[Collected data entries]
::::::::::

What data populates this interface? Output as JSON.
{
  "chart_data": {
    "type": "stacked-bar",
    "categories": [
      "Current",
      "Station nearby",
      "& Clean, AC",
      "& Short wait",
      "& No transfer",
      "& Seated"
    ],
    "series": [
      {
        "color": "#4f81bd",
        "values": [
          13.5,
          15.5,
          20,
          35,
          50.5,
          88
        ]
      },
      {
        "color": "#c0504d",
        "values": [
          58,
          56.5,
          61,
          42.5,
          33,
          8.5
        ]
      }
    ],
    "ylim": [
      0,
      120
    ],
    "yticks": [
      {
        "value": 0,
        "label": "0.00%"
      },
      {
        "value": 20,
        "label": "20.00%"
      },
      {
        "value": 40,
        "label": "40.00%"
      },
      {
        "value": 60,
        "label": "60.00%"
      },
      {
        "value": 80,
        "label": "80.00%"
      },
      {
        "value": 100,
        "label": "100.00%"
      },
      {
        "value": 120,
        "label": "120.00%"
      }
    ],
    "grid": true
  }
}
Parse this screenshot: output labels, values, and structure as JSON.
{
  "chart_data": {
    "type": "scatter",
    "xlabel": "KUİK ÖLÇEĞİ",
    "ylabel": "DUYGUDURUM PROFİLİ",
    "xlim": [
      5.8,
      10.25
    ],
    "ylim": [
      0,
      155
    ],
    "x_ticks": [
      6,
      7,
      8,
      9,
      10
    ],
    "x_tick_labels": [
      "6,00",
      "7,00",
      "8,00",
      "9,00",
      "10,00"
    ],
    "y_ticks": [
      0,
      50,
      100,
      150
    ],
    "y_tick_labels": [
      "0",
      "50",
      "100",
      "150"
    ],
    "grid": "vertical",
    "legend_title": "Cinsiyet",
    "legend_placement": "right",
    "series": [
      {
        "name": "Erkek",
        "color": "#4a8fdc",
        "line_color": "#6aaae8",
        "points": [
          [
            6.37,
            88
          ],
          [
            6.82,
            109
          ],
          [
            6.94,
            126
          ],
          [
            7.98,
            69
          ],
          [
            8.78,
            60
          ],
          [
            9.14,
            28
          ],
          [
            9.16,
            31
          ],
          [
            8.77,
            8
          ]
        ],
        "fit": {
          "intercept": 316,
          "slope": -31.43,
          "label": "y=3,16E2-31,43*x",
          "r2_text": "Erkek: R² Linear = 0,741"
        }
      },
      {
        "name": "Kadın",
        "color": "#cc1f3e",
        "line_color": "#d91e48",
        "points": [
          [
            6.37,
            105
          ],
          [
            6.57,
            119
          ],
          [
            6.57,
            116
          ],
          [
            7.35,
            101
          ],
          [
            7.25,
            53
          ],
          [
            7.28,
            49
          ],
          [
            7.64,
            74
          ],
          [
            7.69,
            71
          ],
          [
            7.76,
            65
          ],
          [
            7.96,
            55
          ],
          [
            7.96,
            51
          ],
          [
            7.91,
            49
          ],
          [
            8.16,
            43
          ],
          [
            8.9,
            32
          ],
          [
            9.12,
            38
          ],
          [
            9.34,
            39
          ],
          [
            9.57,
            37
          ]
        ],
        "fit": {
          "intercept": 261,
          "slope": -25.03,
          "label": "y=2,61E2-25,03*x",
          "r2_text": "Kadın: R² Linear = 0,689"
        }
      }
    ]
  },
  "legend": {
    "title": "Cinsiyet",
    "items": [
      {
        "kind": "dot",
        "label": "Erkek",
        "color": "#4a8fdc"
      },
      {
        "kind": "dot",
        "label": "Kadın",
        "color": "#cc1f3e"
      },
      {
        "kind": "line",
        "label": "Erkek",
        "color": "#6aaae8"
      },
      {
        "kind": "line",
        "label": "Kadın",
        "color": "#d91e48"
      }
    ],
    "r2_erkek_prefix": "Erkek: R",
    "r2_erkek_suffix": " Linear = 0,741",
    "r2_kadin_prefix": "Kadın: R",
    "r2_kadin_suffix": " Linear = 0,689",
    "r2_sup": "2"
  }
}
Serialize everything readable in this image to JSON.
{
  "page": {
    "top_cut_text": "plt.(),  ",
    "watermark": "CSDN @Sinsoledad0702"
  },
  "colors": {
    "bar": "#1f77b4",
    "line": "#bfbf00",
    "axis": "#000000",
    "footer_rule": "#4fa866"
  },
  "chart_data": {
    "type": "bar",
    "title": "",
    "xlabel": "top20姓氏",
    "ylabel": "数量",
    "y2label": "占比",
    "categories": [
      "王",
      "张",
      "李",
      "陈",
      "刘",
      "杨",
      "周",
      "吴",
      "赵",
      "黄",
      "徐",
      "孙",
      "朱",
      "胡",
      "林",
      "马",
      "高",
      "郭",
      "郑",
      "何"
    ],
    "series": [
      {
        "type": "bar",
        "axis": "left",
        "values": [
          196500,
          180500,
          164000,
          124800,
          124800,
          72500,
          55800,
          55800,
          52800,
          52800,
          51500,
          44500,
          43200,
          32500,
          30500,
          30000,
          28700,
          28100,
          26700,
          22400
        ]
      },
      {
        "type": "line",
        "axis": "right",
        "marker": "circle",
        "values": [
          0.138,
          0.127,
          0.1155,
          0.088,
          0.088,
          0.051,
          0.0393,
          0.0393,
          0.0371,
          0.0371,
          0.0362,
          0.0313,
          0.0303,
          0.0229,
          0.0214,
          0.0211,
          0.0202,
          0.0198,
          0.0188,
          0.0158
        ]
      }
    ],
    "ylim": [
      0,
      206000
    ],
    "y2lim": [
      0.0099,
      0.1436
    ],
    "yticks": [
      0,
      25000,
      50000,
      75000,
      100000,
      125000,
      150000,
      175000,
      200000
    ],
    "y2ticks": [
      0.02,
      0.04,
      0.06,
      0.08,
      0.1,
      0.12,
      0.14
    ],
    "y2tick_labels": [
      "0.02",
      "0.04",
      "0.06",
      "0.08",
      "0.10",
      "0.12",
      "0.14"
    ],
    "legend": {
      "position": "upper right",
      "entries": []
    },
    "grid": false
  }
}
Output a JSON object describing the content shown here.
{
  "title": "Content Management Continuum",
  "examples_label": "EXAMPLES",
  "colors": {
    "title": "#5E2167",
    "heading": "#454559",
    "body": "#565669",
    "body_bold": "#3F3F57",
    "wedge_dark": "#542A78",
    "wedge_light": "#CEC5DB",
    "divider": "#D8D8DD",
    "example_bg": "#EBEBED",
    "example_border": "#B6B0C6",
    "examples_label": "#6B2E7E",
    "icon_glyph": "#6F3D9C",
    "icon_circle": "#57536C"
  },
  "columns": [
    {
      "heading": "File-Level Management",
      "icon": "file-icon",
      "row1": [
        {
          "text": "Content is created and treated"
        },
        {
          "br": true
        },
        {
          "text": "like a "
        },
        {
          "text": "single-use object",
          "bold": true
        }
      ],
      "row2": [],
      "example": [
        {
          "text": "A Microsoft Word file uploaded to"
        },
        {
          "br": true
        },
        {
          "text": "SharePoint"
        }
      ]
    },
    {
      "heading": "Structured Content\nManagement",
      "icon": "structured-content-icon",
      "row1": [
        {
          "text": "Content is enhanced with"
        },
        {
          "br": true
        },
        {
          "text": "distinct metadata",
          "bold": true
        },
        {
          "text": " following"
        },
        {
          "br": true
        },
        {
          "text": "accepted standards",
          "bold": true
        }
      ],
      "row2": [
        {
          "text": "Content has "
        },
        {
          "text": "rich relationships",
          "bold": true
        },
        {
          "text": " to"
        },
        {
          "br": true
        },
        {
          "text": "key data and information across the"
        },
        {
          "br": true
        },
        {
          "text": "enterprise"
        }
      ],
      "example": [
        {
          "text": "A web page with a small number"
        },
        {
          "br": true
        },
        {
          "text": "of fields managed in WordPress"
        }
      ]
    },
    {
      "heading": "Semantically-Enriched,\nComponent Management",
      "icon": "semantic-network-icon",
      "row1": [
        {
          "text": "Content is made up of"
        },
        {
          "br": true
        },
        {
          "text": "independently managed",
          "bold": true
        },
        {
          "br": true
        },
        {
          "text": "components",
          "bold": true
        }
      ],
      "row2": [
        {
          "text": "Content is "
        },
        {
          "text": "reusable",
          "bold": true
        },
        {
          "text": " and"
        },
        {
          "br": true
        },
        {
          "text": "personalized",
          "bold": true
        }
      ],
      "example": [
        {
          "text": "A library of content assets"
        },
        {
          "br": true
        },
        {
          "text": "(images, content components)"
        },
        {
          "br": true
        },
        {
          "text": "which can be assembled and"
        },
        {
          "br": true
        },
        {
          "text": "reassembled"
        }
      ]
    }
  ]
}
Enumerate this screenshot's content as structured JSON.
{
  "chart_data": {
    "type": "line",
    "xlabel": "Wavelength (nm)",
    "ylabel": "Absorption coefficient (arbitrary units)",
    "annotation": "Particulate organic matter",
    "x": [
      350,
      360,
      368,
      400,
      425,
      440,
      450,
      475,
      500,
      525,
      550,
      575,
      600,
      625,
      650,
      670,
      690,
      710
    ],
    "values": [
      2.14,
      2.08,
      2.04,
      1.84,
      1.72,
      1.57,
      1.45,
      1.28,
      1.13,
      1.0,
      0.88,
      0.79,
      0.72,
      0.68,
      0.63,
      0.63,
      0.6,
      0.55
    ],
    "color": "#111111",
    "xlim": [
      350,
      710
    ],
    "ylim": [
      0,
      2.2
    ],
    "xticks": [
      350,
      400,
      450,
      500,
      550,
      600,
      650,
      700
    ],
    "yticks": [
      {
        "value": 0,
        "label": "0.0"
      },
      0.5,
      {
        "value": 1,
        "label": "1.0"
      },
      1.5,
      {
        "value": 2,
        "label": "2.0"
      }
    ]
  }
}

::::::::::

- [TASK PROMPT] Copy each line of the data that contains the word "managed".

- [FINAL RESULT]
          "text": "of fields managed in WordPress"
          "text": "independently managed",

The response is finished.